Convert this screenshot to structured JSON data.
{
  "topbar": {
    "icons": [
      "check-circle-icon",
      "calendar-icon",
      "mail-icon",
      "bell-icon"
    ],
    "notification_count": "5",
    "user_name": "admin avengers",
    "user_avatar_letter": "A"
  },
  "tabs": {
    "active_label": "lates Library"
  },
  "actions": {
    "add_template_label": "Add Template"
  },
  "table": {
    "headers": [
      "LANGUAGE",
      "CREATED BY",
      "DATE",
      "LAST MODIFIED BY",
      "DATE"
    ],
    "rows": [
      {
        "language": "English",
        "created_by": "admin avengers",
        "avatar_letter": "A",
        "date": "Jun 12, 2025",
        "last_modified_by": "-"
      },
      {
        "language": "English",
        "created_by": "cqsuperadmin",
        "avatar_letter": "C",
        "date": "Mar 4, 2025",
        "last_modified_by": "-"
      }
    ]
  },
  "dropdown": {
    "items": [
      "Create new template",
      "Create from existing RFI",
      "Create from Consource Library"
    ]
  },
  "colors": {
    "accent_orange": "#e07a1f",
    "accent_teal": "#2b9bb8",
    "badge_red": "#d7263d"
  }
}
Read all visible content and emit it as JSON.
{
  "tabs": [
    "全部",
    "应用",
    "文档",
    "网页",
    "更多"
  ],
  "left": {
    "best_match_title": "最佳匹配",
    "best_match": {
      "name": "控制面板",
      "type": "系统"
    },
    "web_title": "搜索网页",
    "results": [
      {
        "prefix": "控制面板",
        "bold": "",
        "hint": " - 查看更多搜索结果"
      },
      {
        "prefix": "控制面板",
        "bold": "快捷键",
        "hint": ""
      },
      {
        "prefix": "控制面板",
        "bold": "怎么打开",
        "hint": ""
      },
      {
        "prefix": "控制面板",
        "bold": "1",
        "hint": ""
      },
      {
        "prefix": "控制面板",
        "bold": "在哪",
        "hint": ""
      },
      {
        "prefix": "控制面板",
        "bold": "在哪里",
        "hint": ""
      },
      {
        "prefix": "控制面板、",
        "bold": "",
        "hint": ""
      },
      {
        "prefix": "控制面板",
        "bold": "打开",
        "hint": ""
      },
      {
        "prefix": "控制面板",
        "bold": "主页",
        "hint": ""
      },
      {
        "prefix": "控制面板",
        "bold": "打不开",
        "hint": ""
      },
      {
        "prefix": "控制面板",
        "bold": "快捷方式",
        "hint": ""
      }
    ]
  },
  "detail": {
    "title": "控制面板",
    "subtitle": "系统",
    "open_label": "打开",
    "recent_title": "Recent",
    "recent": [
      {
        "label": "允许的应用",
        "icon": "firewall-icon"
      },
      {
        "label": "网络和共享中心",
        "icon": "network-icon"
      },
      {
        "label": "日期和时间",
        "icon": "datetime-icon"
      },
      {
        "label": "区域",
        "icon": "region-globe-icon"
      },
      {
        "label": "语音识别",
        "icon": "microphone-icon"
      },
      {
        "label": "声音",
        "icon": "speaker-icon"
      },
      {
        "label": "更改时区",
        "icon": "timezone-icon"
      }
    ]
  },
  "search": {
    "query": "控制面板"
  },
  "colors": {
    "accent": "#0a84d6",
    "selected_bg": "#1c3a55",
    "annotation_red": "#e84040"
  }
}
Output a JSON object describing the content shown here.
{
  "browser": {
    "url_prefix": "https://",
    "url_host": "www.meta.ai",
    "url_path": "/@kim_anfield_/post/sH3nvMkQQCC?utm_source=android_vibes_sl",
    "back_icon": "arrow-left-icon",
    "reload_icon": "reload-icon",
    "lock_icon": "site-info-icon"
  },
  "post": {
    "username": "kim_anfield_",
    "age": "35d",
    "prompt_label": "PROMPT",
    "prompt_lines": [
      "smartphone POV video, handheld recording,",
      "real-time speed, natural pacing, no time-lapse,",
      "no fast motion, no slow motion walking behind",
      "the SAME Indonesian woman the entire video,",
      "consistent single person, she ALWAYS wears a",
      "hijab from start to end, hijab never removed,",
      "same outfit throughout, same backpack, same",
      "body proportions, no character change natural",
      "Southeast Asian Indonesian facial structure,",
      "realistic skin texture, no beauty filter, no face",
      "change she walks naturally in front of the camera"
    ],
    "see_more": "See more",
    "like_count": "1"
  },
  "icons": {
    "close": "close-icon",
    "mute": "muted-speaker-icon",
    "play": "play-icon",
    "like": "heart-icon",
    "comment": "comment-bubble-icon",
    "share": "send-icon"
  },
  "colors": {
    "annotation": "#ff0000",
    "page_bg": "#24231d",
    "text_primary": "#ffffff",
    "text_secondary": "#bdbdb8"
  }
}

■ The exercise
Above are some records; repeat all of them exactly.

■ Finished answer
Convert this screenshot to structured JSON data.
{
  "topbar": {
    "icons": [
      "check-circle-icon",
      "calendar-icon",
      "mail-icon",
      "bell-icon"
    ],
    "notification_count": "5",
    "user_name": "admin avengers",
    "user_avatar_letter": "A"
  },
  "tabs": {
    "active_label": "lates Library"
  },
  "actions": {
    "add_template_label": "Add Template"
  },
  "table": {
    "headers": [
      "LANGUAGE",
      "CREATED BY",
      "DATE",
      "LAST MODIFIED BY",
      "DATE"
    ],
    "rows": [
      {
        "language": "English",
        "created_by": "admin avengers",
        "avatar_letter": "A",
        "date": "Jun 12, 2025",
        "last_modified_by": "-"
      },
      {
        "language": "English",
        "created_by": "cqsuperadmin",
        "avatar_letter": "C",
        "date": "Mar 4, 2025",
        "last_modified_by": "-"
      }
    ]
  },
  "dropdown": {
    "items": [
      "Create new template",
      "Create from existing RFI",
      "Create from Consource Library"
    ]
  },
  "colors": {
    "accent_orange": "#e07a1f",
    "accent_teal": "#2b9bb8",
    "badge_red": "#d7263d"
  }
}
Read all visible content and emit it as JSON.
{
  "tabs": [
    "全部",
    "应用",
    "文档",
    "网页",
    "更多"
  ],
  "left": {
    "best_match_title": "最佳匹配",
    "best_match": {
      "name": "控制面板",
      "type": "系统"
    },
    "web_title": "搜索网页",
    "results": [
      {
        "prefix": "控制面板",
        "bold": "",
        "hint": " - 查看更多搜索结果"
      },
      {
        "prefix": "控制面板",
        "bold": "快捷键",
        "hint": ""
      },
      {
        "prefix": "控制面板",
        "bold": "怎么打开",
        "hint": ""
      },
      {
        "prefix": "控制面板",
        "bold": "1",
        "hint": ""
      },
      {
        "prefix": "控制面板",
        "bold": "在哪",
        "hint": ""
      },
      {
        "prefix": "控制面板",
        "bold": "在哪里",
        "hint": ""
      },
      {
        "prefix": "控制面板、",
        "bold": "",
        "hint": ""
      },
      {
        "prefix": "控制面板",
        "bold": "打开",
        "hint": ""
      },
      {
        "prefix": "控制面板",
        "bold": "主页",
        "hint": ""
      },
      {
        "prefix": "控制面板",
        "bold": "打不开",
        "hint": ""
      },
      {
        "prefix": "控制面板",
        "bold": "快捷方式",
        "hint": ""
      }
    ]
  },
  "detail": {
    "title": "控制面板",
    "subtitle": "系统",
    "open_label": "打开",
    "recent_title": "Recent",
    "recent": [
      {
        "label": "允许的应用",
        "icon": "firewall-icon"
      },
      {
        "label": "网络和共享中心",
        "icon": "network-icon"
      },
      {
        "label": "日期和时间",
        "icon": "datetime-icon"
      },
      {
        "label": "区域",
        "icon": "region-globe-icon"
      },
      {
        "label": "语音识别",
        "icon": "microphone-icon"
      },
      {
        "label": "声音",
        "icon": "speaker-icon"
      },
      {
        "label": "更改时区",
        "icon": "timezone-icon"
      }
    ]
  },
  "search": {
    "query": "控制面板"
  },
  "colors": {
    "accent": "#0a84d6",
    "selected_bg": "#1c3a55",
    "annotation_red": "#e84040"
  }
}
Output a JSON object describing the content shown here.
{
  "browser": {
    "url_prefix": "https://",
    "url_host": "www.meta.ai",
    "url_path": "/@kim_anfield_/post/sH3nvMkQQCC?utm_source=android_vibes_sl",
    "back_icon": "arrow-left-icon",
    "reload_icon": "reload-icon",
    "lock_icon": "site-info-icon"
  },
  "post": {
    "username": "kim_anfield_",
    "age": "35d",
    "prompt_label": "PROMPT",
    "prompt_lines": [
      "smartphone POV video, handheld recording,",
      "real-time speed, natural pacing, no time-lapse,",
      "no fast motion, no slow motion walking behind",
      "the SAME Indonesian woman the entire video,",
      "consistent single person, she ALWAYS wears a",
      "hijab from start to end, hijab never removed,",
      "same outfit throughout, same backpack, same",
      "body proportions, no character change natural",
      "Southeast Asian Indonesian facial structure,",
      "realistic skin texture, no beauty filter, no face",
      "change she walks naturally in front of the camera"
    ],
    "see_more": "See more",
    "like_count": "1"
  },
  "icons": {
    "close": "close-icon",
    "mute": "muted-speaker-icon",
    "play": "play-icon",
    "like": "heart-icon",
    "comment": "comment-bubble-icon",
    "share": "send-icon"
  },
  "colors": {
    "annotation": "#ff0000",
    "page_bg": "#24231d",
    "text_primary": "#ffffff",
    "text_secondary": "#bdbdb8"
  }
}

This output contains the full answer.